-------- Material supplied --------

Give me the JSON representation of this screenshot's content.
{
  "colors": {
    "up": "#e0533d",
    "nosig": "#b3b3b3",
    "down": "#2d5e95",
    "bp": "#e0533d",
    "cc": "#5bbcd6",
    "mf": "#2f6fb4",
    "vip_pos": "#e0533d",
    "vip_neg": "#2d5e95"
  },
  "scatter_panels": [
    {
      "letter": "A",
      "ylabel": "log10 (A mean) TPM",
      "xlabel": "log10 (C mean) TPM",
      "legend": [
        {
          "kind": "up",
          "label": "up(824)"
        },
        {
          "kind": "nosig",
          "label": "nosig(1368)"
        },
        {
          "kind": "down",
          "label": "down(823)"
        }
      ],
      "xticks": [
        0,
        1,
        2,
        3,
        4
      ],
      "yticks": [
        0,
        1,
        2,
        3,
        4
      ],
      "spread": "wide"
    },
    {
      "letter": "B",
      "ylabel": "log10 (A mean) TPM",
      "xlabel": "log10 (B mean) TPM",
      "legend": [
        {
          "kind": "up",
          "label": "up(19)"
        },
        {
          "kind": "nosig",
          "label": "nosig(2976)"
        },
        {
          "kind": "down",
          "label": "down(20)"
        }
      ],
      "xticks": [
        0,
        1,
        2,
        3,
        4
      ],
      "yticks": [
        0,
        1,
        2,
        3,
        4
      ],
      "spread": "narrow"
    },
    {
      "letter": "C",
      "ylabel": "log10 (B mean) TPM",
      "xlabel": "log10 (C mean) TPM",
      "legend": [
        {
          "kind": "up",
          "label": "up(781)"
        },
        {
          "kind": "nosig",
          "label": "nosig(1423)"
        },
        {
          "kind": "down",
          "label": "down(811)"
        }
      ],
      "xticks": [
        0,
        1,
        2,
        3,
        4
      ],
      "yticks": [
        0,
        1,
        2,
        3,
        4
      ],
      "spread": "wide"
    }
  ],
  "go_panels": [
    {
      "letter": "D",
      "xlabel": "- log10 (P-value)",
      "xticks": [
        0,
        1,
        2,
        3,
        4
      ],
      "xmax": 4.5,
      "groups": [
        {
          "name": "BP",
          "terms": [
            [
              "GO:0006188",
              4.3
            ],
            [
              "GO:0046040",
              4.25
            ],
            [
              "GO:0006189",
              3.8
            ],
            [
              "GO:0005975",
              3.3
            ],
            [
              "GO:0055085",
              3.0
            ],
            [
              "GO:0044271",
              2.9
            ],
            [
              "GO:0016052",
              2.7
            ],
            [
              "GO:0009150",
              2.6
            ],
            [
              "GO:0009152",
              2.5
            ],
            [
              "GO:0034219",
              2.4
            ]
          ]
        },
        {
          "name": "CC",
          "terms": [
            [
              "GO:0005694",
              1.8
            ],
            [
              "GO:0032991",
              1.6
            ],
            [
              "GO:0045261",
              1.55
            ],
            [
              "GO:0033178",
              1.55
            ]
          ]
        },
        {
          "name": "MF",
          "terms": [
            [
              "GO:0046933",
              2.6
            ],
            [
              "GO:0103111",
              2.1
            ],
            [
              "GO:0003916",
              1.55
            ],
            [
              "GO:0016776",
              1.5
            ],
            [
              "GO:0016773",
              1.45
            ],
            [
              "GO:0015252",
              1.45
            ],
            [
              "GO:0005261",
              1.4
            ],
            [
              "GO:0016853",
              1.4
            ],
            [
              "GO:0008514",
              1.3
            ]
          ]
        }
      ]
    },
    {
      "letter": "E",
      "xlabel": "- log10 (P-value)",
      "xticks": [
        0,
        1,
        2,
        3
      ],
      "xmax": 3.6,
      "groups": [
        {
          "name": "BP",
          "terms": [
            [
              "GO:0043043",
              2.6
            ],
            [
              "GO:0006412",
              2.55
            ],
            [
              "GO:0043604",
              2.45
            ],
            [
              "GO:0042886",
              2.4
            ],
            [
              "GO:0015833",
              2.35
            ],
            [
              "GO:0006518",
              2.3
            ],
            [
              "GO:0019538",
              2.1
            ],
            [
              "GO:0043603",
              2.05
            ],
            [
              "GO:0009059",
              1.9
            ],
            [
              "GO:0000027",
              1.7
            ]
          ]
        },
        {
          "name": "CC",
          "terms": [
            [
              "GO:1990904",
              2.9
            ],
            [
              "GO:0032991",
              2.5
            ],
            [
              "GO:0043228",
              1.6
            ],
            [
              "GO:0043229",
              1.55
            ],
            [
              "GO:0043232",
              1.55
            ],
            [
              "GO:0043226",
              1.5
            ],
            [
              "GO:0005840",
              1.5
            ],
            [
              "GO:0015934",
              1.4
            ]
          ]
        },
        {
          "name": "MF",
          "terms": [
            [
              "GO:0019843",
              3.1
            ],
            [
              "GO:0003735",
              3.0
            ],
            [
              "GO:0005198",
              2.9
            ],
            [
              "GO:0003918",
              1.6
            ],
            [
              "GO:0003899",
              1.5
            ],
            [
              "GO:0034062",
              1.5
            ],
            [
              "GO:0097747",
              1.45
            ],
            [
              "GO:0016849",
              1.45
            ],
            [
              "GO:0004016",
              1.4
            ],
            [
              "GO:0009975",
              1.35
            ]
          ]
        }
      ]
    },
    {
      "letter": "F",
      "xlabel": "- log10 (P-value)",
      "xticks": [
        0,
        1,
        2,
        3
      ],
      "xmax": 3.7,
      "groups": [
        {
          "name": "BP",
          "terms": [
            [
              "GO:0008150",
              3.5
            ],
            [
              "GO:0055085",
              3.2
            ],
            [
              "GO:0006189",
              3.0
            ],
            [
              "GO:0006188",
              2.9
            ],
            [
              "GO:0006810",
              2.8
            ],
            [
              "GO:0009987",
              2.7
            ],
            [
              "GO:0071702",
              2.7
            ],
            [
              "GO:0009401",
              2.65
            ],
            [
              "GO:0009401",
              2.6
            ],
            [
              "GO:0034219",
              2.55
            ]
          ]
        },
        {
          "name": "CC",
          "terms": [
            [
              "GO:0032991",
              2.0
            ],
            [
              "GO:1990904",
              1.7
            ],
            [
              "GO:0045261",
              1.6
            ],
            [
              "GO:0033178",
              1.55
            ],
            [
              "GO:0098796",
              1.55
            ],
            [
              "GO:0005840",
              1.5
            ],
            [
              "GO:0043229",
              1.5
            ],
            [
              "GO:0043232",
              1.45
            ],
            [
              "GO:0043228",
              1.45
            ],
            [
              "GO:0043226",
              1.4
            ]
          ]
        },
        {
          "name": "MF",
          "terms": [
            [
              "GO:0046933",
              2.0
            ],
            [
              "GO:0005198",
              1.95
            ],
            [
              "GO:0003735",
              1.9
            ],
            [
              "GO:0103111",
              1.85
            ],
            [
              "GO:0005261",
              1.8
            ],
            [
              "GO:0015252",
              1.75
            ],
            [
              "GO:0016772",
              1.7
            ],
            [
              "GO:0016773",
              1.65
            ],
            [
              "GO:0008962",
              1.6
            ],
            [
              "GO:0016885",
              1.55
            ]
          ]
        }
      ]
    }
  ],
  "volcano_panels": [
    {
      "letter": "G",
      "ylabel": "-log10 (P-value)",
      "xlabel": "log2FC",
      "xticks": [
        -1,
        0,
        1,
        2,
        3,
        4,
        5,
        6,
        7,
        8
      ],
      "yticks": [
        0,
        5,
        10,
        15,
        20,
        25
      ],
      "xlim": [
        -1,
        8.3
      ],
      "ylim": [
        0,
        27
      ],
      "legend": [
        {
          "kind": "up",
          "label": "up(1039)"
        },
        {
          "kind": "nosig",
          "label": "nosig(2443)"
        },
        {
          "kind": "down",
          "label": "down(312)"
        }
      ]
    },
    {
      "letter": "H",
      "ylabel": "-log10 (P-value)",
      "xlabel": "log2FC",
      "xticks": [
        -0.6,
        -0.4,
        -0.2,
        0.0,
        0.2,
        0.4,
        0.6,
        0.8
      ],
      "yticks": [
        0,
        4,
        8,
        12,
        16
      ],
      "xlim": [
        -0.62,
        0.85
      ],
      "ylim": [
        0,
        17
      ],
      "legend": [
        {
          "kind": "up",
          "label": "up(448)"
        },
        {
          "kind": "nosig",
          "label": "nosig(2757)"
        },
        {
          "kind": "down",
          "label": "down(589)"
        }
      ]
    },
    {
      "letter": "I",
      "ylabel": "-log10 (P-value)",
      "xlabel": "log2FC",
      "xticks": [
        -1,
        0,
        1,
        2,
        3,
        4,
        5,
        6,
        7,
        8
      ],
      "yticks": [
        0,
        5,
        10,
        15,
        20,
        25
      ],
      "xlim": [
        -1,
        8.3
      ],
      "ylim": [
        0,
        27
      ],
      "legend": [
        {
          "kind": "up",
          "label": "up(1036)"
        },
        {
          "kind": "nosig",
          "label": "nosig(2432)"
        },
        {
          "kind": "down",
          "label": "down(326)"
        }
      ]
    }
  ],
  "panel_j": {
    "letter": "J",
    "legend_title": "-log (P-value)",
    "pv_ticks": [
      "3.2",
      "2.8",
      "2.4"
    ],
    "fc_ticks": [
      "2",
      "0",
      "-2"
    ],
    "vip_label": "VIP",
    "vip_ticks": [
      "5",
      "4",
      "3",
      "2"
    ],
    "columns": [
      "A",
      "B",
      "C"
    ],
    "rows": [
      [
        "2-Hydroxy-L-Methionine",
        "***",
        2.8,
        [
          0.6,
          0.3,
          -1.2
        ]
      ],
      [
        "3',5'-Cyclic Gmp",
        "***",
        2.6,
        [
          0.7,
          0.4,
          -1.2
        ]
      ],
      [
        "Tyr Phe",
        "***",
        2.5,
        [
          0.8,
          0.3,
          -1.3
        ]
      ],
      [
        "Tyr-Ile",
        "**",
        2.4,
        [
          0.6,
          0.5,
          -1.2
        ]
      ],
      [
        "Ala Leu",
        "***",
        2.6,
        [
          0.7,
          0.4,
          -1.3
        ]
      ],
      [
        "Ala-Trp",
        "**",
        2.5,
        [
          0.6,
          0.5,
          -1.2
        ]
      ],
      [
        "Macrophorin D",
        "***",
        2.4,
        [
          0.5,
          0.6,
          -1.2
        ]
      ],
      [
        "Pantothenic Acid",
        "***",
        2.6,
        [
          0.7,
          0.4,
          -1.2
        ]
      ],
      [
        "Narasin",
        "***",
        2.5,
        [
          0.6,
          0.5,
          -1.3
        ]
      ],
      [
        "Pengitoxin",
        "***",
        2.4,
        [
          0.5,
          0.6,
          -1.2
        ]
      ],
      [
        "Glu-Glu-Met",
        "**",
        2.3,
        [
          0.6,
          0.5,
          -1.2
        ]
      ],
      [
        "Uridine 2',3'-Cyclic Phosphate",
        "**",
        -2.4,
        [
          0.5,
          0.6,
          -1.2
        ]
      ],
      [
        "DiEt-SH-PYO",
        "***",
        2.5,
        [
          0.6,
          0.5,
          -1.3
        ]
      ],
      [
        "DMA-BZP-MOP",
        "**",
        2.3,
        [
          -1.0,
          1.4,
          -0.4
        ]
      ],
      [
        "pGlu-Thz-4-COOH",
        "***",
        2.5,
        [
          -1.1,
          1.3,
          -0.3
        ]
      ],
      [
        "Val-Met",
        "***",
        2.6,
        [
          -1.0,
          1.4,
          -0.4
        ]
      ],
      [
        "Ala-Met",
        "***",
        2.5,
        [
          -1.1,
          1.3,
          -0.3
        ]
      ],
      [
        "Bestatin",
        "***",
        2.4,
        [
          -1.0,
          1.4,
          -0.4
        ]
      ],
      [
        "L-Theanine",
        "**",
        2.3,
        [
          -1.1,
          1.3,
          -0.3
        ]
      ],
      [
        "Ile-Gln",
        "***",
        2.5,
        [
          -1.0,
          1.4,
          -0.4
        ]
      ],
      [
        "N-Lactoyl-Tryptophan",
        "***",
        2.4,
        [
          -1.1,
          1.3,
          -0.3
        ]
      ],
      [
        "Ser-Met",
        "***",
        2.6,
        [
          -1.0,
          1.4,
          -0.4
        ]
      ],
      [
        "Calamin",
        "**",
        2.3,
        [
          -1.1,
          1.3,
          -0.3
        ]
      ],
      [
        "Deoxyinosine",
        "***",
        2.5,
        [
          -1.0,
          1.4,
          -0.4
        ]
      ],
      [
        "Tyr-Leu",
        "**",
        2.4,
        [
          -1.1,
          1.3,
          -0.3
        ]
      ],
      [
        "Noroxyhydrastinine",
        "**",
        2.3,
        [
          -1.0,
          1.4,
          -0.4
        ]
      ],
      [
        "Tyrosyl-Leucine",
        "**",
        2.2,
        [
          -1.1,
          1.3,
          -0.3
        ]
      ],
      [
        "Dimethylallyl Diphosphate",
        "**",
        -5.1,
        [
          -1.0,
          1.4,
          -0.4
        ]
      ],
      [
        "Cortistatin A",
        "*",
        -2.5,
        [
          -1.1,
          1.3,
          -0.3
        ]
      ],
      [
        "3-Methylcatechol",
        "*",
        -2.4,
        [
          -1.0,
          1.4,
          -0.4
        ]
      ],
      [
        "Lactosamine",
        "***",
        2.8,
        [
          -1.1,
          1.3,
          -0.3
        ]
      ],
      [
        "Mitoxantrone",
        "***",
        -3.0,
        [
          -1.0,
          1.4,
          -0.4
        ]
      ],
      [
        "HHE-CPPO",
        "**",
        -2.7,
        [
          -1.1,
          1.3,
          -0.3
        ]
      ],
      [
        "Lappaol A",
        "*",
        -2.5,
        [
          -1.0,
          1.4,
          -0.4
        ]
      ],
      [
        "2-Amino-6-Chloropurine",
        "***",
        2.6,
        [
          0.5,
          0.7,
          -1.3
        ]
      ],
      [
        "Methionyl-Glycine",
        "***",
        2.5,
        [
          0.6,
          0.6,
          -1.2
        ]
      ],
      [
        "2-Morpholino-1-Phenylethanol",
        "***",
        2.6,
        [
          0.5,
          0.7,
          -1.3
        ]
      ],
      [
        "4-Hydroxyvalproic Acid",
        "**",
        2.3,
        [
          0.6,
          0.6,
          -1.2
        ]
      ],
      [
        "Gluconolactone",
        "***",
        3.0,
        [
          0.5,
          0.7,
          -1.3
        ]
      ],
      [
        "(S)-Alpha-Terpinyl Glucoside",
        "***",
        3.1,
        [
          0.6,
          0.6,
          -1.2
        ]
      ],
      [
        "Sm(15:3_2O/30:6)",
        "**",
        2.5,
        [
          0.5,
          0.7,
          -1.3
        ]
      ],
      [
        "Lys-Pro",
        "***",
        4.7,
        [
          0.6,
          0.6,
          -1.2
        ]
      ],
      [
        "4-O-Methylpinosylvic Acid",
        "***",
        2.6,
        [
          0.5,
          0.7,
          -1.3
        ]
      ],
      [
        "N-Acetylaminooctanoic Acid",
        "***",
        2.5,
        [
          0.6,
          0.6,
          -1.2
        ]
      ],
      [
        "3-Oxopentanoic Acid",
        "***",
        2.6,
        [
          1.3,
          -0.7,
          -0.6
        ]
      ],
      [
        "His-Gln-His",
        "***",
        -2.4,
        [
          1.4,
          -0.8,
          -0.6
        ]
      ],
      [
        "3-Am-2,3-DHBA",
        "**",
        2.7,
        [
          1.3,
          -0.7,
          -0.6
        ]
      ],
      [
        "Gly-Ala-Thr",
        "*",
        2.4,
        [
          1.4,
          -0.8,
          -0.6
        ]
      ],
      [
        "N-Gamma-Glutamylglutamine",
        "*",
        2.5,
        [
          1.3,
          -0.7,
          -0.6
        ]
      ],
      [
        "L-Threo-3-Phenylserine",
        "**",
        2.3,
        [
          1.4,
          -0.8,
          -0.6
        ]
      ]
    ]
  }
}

--------

What you will do
Could you say how many lines in the listing contain the string "Cyclic"? Only the number, please.

Exercise solution
2